Do this
Pictures in the data below are not part of the copy; transcribe everything else exactly.

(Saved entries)
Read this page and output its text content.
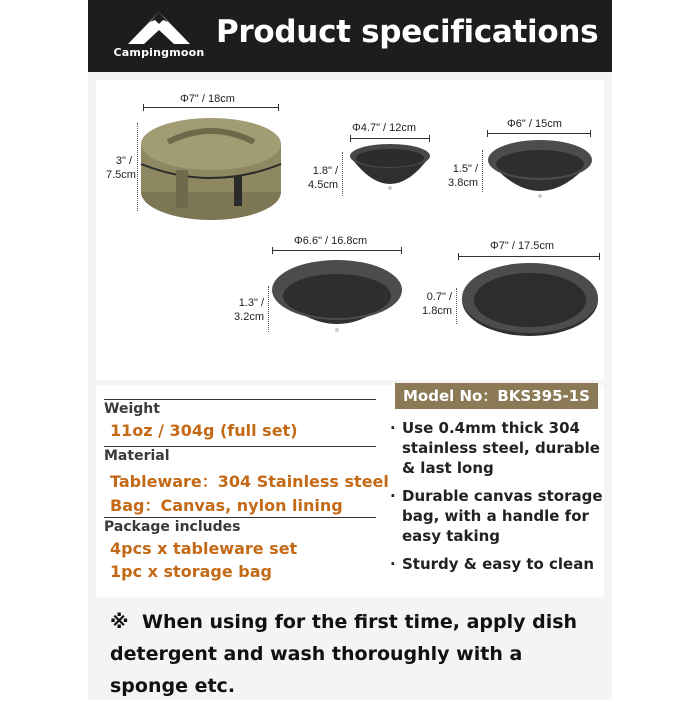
Campingmoon
Product specifications
Φ7" / 18cm
3" /
7.5cm
Φ4.7" / 12cm
1.8" /
4.5cm
Φ6" / 15cm
1.5" /
3.8cm
Φ6.6" / 16.8cm
1.3" /
3.2cm
Φ7" / 17.5cm
0.7" /
1.8cm
Weight
11oz / 304g (full set)
Material
Tableware：304 Stainless steel
Bag：Canvas, nylon lining
Package includes
4pcs x tableware set
1pc x storage bag
Model No：BKS395-1S
· Use 0.4mm thick 304 stainless steel, durable & last long
· Durable canvas storage bag, with a handle for easy taking
· Sturdy & easy to clean
※ When using for the first time, apply dish detergent and wash thoroughly with a sponge etc.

Problem solution
Read this page and output its text content.
Campingmoon
Product specifications
Φ7" / 18cm
3" /
7.5cm
Φ4.7" / 12cm
1.8" /
4.5cm
Φ6" / 15cm
1.5" /
3.8cm
Φ6.6" / 16.8cm
1.3" /
3.2cm
Φ7" / 17.5cm
0.7" /
1.8cm
Weight
11oz / 304g (full set)
Material
Tableware：304 Stainless steel
Bag：Canvas, nylon lining
Package includes
4pcs x tableware set
1pc x storage bag
Model No：BKS395-1S
· Use 0.4mm thick 304 stainless steel, durable & last long
· Durable canvas storage bag, with a handle for easy taking
· Sturdy & easy to clean
※ When using for the first time, apply dish detergent and wash thoroughly with a sponge etc.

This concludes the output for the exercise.